--- begin RECORDS TO USE ---
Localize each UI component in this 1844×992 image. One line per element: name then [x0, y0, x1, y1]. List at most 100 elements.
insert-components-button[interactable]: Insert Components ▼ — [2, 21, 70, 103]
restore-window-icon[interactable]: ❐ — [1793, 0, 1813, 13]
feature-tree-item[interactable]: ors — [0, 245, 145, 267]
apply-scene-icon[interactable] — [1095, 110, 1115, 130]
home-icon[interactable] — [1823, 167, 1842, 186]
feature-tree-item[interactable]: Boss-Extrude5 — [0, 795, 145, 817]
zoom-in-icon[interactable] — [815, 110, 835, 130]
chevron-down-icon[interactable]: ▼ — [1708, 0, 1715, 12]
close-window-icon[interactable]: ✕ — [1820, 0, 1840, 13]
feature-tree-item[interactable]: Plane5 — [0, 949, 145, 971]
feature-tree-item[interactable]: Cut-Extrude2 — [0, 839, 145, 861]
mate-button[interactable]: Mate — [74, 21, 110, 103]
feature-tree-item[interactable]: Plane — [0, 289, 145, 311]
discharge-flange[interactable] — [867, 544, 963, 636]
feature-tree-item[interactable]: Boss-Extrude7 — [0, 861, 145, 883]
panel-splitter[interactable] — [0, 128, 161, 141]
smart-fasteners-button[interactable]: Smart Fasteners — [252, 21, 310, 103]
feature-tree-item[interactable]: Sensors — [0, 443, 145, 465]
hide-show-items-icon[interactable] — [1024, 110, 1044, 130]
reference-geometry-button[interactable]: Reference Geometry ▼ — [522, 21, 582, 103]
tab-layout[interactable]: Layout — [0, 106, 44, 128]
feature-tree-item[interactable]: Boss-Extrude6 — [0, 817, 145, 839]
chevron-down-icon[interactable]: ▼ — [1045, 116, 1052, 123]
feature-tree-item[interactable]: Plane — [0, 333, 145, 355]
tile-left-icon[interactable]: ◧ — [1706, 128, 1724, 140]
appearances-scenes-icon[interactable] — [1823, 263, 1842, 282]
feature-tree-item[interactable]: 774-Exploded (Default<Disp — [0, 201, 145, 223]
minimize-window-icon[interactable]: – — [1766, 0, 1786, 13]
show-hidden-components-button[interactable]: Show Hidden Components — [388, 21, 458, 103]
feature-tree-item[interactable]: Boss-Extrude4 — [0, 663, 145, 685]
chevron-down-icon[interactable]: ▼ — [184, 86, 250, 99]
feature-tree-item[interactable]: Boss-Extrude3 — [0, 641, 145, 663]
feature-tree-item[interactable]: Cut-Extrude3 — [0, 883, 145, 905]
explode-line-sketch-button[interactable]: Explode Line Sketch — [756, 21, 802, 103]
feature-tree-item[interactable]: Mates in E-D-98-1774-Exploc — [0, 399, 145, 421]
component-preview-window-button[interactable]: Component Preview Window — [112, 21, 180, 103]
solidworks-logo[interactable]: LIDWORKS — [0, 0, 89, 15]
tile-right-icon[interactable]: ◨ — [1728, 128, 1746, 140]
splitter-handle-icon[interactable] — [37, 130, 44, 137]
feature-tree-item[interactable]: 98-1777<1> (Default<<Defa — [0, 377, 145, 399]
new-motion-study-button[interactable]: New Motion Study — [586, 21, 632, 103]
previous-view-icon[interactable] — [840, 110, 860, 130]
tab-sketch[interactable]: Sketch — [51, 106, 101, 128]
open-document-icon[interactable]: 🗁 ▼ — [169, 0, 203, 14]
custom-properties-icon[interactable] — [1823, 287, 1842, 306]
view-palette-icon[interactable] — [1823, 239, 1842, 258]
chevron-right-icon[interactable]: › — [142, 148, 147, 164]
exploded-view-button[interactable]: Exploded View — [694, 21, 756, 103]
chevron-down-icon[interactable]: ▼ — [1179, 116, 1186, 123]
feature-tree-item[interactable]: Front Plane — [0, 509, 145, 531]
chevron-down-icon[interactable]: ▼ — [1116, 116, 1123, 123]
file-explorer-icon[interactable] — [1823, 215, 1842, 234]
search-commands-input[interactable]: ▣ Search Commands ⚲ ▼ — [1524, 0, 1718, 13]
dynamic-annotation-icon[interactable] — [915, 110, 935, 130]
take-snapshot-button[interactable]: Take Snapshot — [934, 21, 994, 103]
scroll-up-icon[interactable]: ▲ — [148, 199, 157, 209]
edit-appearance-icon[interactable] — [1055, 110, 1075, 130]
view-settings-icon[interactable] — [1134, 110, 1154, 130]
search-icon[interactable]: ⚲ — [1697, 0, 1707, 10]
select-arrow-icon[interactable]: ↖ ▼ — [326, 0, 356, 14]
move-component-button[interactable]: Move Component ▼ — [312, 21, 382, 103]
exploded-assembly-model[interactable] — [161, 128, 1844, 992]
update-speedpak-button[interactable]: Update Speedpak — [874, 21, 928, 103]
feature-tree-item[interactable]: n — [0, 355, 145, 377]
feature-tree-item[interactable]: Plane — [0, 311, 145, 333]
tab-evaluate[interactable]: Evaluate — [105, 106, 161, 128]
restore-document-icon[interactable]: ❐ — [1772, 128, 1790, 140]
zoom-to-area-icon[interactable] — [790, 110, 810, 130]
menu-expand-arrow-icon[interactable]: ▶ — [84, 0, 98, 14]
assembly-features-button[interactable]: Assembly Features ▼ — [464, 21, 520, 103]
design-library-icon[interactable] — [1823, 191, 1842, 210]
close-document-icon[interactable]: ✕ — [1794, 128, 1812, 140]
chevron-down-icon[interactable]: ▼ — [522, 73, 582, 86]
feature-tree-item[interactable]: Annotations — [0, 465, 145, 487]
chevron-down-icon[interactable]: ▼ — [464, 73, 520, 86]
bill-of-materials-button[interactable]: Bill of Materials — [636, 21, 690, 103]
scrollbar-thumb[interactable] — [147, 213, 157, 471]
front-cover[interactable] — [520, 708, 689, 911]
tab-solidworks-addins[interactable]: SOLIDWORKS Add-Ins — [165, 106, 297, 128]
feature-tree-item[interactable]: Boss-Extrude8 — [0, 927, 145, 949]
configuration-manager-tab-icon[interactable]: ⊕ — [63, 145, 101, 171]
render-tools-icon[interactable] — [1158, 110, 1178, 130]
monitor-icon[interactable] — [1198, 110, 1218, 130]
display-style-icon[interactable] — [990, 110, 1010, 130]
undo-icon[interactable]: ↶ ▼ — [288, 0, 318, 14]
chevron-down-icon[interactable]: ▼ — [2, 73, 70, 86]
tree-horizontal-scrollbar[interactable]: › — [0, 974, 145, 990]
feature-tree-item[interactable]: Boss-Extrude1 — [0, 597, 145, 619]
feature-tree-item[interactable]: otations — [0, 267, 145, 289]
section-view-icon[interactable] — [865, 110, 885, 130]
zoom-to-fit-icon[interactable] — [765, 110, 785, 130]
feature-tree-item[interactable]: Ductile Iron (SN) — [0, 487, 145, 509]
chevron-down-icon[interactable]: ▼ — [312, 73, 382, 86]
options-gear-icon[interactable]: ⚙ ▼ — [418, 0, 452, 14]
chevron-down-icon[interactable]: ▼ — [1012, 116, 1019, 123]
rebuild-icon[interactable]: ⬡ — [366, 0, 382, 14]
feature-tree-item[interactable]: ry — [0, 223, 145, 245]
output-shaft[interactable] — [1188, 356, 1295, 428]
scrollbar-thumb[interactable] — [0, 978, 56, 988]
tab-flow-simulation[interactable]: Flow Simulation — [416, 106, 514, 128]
--- end RECORDS TO USE ---
__SET TASK__
Print the entries line for line, from the first line through the line containing "feature-tree-item[interactable]: Boss-Extrude4 —", including that line.

__WRITTEN ANSWER__
Localize each UI component in this 1844×992 image. One line per element: name then [x0, y0, x1, y1]. List at most 100 elements.
insert-components-button[interactable]: Insert Components ▼ — [2, 21, 70, 103]
restore-window-icon[interactable]: ❐ — [1793, 0, 1813, 13]
feature-tree-item[interactable]: ors — [0, 245, 145, 267]
apply-scene-icon[interactable] — [1095, 110, 1115, 130]
home-icon[interactable] — [1823, 167, 1842, 186]
feature-tree-item[interactable]: Boss-Extrude5 — [0, 795, 145, 817]
zoom-in-icon[interactable] — [815, 110, 835, 130]
chevron-down-icon[interactable]: ▼ — [1708, 0, 1715, 12]
close-window-icon[interactable]: ✕ — [1820, 0, 1840, 13]
feature-tree-item[interactable]: Plane5 — [0, 949, 145, 971]
feature-tree-item[interactable]: Cut-Extrude2 — [0, 839, 145, 861]
mate-button[interactable]: Mate — [74, 21, 110, 103]
feature-tree-item[interactable]: Plane — [0, 289, 145, 311]
discharge-flange[interactable] — [867, 544, 963, 636]
feature-tree-item[interactable]: Boss-Extrude7 — [0, 861, 145, 883]
panel-splitter[interactable] — [0, 128, 161, 141]
smart-fasteners-button[interactable]: Smart Fasteners — [252, 21, 310, 103]
feature-tree-item[interactable]: Sensors — [0, 443, 145, 465]
hide-show-items-icon[interactable] — [1024, 110, 1044, 130]
reference-geometry-button[interactable]: Reference Geometry ▼ — [522, 21, 582, 103]
tab-layout[interactable]: Layout — [0, 106, 44, 128]
feature-tree-item[interactable]: Boss-Extrude6 — [0, 817, 145, 839]
chevron-down-icon[interactable]: ▼ — [1045, 116, 1052, 123]
feature-tree-item[interactable]: Plane — [0, 333, 145, 355]
tile-left-icon[interactable]: ◧ — [1706, 128, 1724, 140]
appearances-scenes-icon[interactable] — [1823, 263, 1842, 282]
feature-tree-item[interactable]: 774-Exploded (Default<Disp — [0, 201, 145, 223]
minimize-window-icon[interactable]: – — [1766, 0, 1786, 13]
show-hidden-components-button[interactable]: Show Hidden Components — [388, 21, 458, 103]
feature-tree-item[interactable]: Boss-Extrude4 — [0, 663, 145, 685]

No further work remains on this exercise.